◆ Work required: Separate out the lines that hold "senders".

Data records

======

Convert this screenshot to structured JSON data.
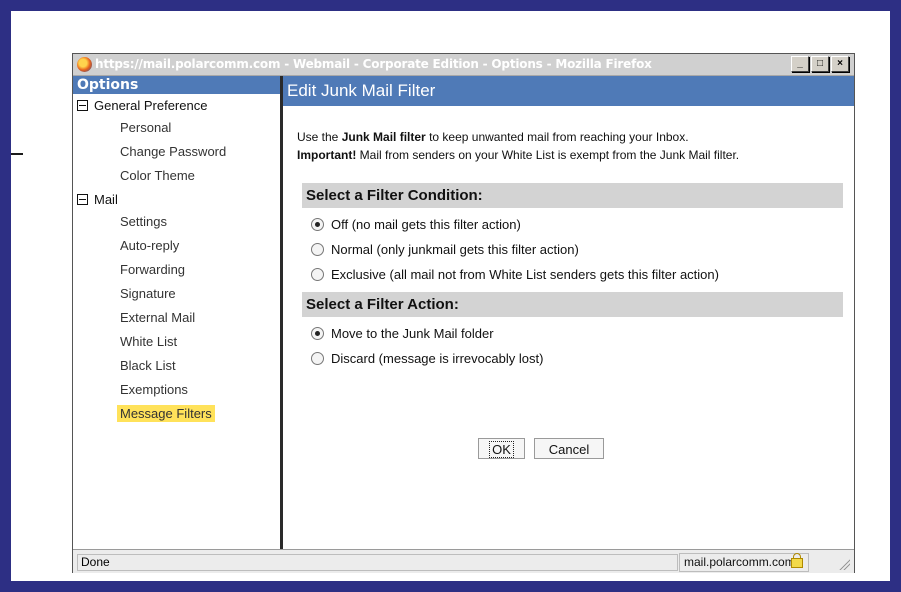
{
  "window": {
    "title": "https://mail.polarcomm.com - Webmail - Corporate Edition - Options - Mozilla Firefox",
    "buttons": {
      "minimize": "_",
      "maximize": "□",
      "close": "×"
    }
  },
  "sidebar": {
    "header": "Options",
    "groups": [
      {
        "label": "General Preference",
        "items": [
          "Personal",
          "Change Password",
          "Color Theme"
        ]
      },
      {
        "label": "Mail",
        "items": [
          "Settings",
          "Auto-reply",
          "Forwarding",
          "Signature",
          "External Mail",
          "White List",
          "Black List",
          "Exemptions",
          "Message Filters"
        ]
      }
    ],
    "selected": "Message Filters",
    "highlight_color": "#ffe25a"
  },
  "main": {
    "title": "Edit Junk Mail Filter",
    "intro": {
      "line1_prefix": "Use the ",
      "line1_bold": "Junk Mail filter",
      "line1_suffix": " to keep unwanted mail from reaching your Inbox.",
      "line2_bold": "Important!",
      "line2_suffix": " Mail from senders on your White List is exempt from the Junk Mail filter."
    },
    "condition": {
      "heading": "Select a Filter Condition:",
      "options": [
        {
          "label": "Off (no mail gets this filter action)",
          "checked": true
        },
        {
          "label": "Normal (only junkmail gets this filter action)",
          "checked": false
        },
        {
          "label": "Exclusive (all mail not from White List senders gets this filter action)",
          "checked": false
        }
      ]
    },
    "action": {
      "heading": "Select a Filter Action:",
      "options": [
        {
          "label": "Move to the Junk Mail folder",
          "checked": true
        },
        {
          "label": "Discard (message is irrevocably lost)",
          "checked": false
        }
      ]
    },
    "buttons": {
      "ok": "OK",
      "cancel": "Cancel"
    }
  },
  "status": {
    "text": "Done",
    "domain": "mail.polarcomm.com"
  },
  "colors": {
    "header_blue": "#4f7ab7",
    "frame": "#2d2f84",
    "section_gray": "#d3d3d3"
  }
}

======

◆ Expected answer:
      "line2_suffix": " Mail from senders on your White List is exempt from the Junk Mail filter."
          "label": "Exclusive (all mail not from White List senders gets this filter action)",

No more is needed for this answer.